Rows taken from a layout dataset:
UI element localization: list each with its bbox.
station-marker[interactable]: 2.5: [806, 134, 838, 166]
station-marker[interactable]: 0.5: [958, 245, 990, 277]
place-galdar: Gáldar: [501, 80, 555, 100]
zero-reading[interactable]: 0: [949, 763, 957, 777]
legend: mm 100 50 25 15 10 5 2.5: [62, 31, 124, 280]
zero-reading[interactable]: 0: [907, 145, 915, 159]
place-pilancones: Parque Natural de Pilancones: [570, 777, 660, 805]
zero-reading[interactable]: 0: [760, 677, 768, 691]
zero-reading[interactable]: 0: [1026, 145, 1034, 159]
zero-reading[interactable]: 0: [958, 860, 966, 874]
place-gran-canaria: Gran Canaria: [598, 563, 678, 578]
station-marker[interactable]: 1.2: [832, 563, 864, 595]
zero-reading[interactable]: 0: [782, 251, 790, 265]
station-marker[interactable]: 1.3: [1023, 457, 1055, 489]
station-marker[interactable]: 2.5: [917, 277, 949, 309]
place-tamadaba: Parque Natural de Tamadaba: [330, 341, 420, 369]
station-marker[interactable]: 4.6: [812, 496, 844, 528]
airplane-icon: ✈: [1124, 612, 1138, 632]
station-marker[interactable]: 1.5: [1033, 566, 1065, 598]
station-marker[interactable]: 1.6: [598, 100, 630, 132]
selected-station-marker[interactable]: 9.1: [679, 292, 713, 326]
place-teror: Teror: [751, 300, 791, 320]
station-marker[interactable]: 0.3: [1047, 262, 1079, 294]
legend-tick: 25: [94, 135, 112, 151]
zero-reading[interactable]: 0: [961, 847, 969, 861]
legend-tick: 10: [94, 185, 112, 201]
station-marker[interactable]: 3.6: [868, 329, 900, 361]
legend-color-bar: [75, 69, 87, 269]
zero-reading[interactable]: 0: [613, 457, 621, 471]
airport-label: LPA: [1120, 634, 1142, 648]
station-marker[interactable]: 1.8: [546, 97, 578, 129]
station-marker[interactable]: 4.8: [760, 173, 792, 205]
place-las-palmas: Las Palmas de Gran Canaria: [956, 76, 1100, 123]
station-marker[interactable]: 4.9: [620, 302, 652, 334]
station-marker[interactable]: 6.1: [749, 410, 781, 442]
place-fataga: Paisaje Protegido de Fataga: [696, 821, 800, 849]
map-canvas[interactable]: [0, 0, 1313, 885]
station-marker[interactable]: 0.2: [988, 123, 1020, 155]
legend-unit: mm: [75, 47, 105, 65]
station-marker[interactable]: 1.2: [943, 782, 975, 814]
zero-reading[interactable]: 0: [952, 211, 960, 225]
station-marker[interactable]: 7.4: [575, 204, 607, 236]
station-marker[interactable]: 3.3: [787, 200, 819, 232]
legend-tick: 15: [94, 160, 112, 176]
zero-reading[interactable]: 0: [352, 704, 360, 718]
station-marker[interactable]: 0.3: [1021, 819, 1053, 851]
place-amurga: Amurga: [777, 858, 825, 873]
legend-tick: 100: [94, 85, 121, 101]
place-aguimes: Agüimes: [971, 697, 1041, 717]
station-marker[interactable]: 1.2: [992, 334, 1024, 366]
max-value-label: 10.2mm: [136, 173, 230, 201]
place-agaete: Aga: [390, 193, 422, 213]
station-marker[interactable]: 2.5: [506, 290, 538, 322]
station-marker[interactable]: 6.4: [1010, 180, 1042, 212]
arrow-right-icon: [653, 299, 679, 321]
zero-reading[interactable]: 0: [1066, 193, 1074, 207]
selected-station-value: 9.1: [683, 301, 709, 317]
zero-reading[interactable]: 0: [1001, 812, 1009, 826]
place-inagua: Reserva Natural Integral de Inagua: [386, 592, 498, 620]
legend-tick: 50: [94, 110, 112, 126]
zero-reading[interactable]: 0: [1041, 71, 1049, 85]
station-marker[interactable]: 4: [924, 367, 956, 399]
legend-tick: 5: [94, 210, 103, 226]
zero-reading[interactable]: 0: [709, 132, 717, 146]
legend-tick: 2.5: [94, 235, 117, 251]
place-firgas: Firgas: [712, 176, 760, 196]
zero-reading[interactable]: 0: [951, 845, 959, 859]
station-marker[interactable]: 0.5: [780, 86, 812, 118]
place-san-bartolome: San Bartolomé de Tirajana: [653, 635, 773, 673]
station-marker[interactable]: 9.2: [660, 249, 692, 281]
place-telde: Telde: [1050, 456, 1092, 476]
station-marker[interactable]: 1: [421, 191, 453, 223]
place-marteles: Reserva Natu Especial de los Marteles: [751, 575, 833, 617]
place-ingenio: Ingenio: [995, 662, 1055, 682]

What you will do: Begin at the first line of the listing and stop after the line that contains "zero-reading[interactable]: 0: [760, 677, 768, 691]", including both of those lines. Set them out as a numbered list, skipping any blank lines.

Exercise result:
1. UI element localization: list each with its bbox.
2. station-marker[interactable]: 2.5: [806, 134, 838, 166]
3. station-marker[interactable]: 0.5: [958, 245, 990, 277]
4. place-galdar: Gáldar: [501, 80, 555, 100]
5. zero-reading[interactable]: 0: [949, 763, 957, 777]
6. legend: mm 100 50 25 15 10 5 2.5: [62, 31, 124, 280]
7. zero-reading[interactable]: 0: [907, 145, 915, 159]
8. place-pilancones: Parque Natural de Pilancones: [570, 777, 660, 805]
9. zero-reading[interactable]: 0: [760, 677, 768, 691]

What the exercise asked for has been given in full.